[Dataset records]
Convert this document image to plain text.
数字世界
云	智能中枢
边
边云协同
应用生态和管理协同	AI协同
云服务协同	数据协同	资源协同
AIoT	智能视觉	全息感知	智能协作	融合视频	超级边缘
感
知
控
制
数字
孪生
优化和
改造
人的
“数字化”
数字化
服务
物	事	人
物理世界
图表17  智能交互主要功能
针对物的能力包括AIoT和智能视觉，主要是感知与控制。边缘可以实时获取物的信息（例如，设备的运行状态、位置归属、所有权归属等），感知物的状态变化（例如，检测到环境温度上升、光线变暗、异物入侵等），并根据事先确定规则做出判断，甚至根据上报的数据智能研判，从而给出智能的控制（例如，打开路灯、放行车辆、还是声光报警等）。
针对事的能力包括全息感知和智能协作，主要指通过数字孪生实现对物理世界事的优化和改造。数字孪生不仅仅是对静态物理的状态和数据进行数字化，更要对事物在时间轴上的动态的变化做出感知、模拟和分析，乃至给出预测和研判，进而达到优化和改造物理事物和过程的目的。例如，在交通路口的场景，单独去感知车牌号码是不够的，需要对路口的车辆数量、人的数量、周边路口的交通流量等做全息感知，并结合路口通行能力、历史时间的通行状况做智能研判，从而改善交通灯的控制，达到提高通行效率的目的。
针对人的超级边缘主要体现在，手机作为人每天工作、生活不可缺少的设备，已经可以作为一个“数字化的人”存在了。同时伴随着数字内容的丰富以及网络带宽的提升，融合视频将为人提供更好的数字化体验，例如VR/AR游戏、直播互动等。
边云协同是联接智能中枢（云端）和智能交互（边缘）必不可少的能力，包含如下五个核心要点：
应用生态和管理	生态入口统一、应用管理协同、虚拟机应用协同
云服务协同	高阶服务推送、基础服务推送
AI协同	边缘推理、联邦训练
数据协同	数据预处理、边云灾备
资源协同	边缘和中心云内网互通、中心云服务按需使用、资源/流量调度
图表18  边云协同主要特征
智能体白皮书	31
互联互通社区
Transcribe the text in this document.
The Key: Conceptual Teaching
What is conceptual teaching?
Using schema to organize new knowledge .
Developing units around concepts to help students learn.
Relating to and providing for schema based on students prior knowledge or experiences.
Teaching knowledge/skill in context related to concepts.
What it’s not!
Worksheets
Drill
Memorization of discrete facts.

> **Task statement**
Give all the entries again exactly; leave none out.

> **Task output**
Convert this document image to plain text.
数字世界
云	智能中枢
边
边云协同
应用生态和管理协同	AI协同
云服务协同	数据协同	资源协同
AIoT	智能视觉	全息感知	智能协作	融合视频	超级边缘
感
知
控
制
数字
孪生
优化和
改造
人的
“数字化”
数字化
服务
物	事	人
物理世界
图表17  智能交互主要功能
针对物的能力包括AIoT和智能视觉，主要是感知与控制。边缘可以实时获取物的信息（例如，设备的运行状态、位置归属、所有权归属等），感知物的状态变化（例如，检测到环境温度上升、光线变暗、异物入侵等），并根据事先确定规则做出判断，甚至根据上报的数据智能研判，从而给出智能的控制（例如，打开路灯、放行车辆、还是声光报警等）。
针对事的能力包括全息感知和智能协作，主要指通过数字孪生实现对物理世界事的优化和改造。数字孪生不仅仅是对静态物理的状态和数据进行数字化，更要对事物在时间轴上的动态的变化做出感知、模拟和分析，乃至给出预测和研判，进而达到优化和改造物理事物和过程的目的。例如，在交通路口的场景，单独去感知车牌号码是不够的，需要对路口的车辆数量、人的数量、周边路口的交通流量等做全息感知，并结合路口通行能力、历史时间的通行状况做智能研判，从而改善交通灯的控制，达到提高通行效率的目的。
针对人的超级边缘主要体现在，手机作为人每天工作、生活不可缺少的设备，已经可以作为一个“数字化的人”存在了。同时伴随着数字内容的丰富以及网络带宽的提升，融合视频将为人提供更好的数字化体验，例如VR/AR游戏、直播互动等。
边云协同是联接智能中枢（云端）和智能交互（边缘）必不可少的能力，包含如下五个核心要点：
应用生态和管理	生态入口统一、应用管理协同、虚拟机应用协同
云服务协同	高阶服务推送、基础服务推送
AI协同	边缘推理、联邦训练
数据协同	数据预处理、边云灾备
资源协同	边缘和中心云内网互通、中心云服务按需使用、资源/流量调度
图表18  边云协同主要特征
智能体白皮书	31
互联互通社区
Transcribe the text in this document.
The Key: Conceptual Teaching
What is conceptual teaching?
Using schema to organize new knowledge .
Developing units around concepts to help students learn.
Relating to and providing for schema based on students prior knowledge or experiences.
Teaching knowledge/skill in context related to concepts.
What it’s not!
Worksheets
Drill
Memorization of discrete facts.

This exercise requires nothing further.